● **INSTRUCTION**
According to the highway description below, what is the annual average daily traffic count on the Puncheon Run Connector?

The Puncheon Run Connector begins at an at-grade intersection with US 13 in the city of Dover, heading to the northeast as a four-lane freeway. The intersection with US 13 has no access from southbound US 13 to the freeway. After passing over South State Street and Puncheon Run, the freeway curves to the east and runs between woods and the parallel Puncheon Run to the south and residential and commercial development to the north. The road crosses over the St. Jones River in marshland and continues east-northeast, passing between a residential neighborhood to the south and the Delaware Department of Transportation (DelDOT) headquarters to the north before coming to an eastbound exit and westbound entrance at Bay Road. Immediately after the Bay Road interchange, the Puncheon Run Connector merges into the northbound direction of the DE 1 toll road at a partial interchange a short distance to the north of Dover Air Force Base, with access to northbound DE 1 and from southbound DE 1.

The Puncheon Run Connector has an annual average daily traffic count of 14,618 vehicles. The entire length of the Puncheon Run Connector is part of the National Highway System.

● **RAW RECORDS**

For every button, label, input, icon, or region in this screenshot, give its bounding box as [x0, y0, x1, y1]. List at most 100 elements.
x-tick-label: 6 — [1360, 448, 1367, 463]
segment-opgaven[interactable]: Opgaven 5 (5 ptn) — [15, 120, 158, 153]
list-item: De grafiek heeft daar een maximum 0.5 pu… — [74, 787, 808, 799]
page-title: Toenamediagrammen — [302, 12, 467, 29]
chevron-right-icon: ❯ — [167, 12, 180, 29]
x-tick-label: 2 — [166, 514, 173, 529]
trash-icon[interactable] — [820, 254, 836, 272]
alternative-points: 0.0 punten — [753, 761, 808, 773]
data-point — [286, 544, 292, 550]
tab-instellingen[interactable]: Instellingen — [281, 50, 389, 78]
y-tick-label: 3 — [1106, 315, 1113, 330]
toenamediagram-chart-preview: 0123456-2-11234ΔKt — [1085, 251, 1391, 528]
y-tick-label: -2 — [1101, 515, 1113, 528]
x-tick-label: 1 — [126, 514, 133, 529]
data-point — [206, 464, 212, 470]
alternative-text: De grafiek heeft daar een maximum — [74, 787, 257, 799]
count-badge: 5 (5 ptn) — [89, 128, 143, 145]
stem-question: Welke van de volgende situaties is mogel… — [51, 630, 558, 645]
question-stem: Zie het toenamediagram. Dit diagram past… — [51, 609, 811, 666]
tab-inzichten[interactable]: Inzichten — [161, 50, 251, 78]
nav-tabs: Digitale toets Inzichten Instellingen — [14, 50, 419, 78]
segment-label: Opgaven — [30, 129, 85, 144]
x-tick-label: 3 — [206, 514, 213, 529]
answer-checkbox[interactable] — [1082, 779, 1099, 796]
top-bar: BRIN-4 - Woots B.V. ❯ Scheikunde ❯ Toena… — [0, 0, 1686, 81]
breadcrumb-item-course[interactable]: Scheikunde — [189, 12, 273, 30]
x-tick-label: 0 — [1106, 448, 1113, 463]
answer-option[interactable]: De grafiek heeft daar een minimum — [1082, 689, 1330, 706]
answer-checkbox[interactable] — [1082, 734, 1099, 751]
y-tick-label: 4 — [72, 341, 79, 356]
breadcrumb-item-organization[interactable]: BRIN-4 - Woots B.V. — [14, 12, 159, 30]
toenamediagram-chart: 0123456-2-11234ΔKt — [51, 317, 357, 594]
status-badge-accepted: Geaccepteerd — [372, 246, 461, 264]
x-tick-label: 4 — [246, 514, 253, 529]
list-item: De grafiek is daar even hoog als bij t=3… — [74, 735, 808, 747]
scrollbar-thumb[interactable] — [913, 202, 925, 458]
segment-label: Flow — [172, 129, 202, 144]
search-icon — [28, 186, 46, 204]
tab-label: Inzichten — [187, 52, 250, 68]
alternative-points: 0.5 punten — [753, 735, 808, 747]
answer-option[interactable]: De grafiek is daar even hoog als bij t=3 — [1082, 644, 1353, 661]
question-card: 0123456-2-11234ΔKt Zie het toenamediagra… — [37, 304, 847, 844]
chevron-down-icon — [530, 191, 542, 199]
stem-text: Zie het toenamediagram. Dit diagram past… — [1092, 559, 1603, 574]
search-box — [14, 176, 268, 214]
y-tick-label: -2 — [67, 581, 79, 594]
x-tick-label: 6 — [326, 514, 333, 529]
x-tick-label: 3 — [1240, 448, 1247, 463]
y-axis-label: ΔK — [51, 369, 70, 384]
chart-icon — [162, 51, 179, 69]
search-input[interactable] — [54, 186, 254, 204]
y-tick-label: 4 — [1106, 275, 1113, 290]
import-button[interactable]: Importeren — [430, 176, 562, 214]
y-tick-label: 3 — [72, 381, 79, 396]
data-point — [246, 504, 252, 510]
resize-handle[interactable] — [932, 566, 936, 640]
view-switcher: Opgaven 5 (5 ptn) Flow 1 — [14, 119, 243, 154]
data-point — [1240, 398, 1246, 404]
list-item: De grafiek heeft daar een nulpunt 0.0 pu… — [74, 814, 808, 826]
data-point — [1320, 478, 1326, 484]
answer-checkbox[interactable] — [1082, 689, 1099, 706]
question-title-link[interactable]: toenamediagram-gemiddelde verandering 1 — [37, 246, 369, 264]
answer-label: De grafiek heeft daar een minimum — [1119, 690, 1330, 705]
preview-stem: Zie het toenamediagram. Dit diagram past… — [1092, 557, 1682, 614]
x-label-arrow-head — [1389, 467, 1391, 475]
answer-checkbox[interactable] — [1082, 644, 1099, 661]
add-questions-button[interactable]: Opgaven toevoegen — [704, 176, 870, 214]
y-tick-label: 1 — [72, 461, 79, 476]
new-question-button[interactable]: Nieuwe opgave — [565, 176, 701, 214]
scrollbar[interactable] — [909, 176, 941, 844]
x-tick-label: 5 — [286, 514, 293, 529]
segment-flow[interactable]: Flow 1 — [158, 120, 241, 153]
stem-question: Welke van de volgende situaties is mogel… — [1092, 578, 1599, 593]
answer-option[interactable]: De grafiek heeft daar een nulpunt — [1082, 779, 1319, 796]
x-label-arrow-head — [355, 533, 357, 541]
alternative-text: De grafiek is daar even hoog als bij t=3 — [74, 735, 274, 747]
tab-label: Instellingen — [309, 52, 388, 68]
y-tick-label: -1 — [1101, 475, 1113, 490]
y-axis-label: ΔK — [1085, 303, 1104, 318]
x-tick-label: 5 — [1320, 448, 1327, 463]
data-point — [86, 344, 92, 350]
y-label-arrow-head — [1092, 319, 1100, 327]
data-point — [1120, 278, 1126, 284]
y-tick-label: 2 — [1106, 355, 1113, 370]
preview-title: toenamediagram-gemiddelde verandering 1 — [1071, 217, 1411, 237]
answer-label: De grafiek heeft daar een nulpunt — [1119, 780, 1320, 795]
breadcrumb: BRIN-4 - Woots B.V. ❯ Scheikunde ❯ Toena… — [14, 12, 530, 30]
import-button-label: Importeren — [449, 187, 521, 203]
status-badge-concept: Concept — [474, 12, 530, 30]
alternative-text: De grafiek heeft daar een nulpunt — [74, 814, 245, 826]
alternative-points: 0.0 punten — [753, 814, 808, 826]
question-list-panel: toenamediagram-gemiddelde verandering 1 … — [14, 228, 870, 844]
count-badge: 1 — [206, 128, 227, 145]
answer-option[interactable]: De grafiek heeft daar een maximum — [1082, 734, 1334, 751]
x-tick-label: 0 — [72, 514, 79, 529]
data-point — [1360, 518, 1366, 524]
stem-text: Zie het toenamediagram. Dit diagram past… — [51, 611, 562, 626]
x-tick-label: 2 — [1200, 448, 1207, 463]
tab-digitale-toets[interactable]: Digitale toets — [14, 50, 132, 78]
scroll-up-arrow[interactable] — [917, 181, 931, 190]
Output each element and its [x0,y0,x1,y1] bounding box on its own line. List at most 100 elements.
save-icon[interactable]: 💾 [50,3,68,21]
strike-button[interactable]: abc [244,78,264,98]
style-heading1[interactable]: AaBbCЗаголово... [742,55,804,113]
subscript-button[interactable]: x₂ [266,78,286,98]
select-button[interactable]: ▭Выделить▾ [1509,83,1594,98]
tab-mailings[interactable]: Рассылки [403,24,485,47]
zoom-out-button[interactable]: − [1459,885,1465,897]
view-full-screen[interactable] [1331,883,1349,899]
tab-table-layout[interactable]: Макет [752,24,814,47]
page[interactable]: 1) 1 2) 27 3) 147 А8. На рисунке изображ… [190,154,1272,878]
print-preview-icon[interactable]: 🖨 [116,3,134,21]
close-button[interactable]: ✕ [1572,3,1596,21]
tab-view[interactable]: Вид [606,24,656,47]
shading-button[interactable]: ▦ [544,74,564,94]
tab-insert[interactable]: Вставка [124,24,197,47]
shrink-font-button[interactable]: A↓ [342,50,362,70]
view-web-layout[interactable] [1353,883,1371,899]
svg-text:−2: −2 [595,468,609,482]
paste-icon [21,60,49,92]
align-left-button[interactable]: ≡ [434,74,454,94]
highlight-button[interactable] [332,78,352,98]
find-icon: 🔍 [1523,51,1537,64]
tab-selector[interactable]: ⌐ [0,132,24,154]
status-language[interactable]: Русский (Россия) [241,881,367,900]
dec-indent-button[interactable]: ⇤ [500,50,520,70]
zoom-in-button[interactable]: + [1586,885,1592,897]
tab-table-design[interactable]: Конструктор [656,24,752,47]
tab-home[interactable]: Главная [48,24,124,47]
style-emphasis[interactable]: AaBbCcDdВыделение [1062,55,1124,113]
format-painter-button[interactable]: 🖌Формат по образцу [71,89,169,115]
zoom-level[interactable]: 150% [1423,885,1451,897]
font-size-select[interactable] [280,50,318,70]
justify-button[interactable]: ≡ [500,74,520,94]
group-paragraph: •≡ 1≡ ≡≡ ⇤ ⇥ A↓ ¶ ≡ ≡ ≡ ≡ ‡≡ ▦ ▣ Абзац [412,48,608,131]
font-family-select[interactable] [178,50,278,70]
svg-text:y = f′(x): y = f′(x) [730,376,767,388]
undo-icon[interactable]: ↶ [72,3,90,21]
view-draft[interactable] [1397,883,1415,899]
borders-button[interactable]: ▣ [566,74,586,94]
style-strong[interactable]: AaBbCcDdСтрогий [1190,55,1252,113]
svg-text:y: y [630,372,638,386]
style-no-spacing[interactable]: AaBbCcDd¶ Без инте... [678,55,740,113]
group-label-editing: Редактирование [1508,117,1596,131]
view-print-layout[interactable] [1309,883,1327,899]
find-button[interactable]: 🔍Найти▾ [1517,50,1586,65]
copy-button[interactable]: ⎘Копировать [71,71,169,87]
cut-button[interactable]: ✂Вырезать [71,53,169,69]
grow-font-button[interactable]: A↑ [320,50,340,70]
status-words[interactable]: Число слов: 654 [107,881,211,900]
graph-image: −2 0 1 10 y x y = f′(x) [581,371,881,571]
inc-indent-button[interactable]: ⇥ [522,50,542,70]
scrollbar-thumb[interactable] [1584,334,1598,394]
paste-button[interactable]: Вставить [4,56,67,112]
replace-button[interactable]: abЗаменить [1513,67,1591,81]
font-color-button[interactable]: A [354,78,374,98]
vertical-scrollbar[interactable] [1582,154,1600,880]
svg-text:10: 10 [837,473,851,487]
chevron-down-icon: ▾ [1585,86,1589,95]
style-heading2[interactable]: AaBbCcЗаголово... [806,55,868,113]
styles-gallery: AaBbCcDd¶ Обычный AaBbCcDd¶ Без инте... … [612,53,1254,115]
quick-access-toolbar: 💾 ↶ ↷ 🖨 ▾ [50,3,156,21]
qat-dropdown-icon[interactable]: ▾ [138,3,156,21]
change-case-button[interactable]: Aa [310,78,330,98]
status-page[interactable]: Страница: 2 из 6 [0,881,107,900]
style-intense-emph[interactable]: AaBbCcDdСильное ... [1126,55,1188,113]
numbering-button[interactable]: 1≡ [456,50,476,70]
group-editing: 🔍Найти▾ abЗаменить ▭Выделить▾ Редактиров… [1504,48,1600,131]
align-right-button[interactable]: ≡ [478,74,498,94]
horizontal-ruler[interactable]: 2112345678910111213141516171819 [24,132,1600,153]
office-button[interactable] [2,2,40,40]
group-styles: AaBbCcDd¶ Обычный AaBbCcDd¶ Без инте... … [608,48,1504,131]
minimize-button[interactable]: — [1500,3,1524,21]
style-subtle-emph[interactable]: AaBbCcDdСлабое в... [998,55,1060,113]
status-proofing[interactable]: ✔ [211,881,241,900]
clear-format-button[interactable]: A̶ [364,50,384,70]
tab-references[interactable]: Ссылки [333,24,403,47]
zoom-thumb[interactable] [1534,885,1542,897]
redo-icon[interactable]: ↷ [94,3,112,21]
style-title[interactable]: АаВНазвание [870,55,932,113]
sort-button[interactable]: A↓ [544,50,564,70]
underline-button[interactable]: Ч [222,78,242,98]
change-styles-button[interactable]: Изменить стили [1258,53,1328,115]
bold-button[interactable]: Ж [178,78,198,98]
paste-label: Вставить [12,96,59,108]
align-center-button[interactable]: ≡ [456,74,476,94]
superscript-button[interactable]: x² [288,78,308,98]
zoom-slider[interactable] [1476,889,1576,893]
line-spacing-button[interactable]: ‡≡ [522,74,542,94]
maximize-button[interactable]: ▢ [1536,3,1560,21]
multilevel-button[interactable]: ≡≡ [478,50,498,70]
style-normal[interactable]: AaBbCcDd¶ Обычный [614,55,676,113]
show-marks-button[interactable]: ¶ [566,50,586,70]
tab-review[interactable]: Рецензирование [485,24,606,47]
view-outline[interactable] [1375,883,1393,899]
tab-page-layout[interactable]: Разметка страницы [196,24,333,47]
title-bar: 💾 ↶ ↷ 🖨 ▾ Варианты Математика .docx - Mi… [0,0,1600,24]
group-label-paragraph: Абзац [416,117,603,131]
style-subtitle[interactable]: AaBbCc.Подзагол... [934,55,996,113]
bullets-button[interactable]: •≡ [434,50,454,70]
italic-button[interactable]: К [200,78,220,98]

● **EXERCISE RESULT**
14,618 vehicles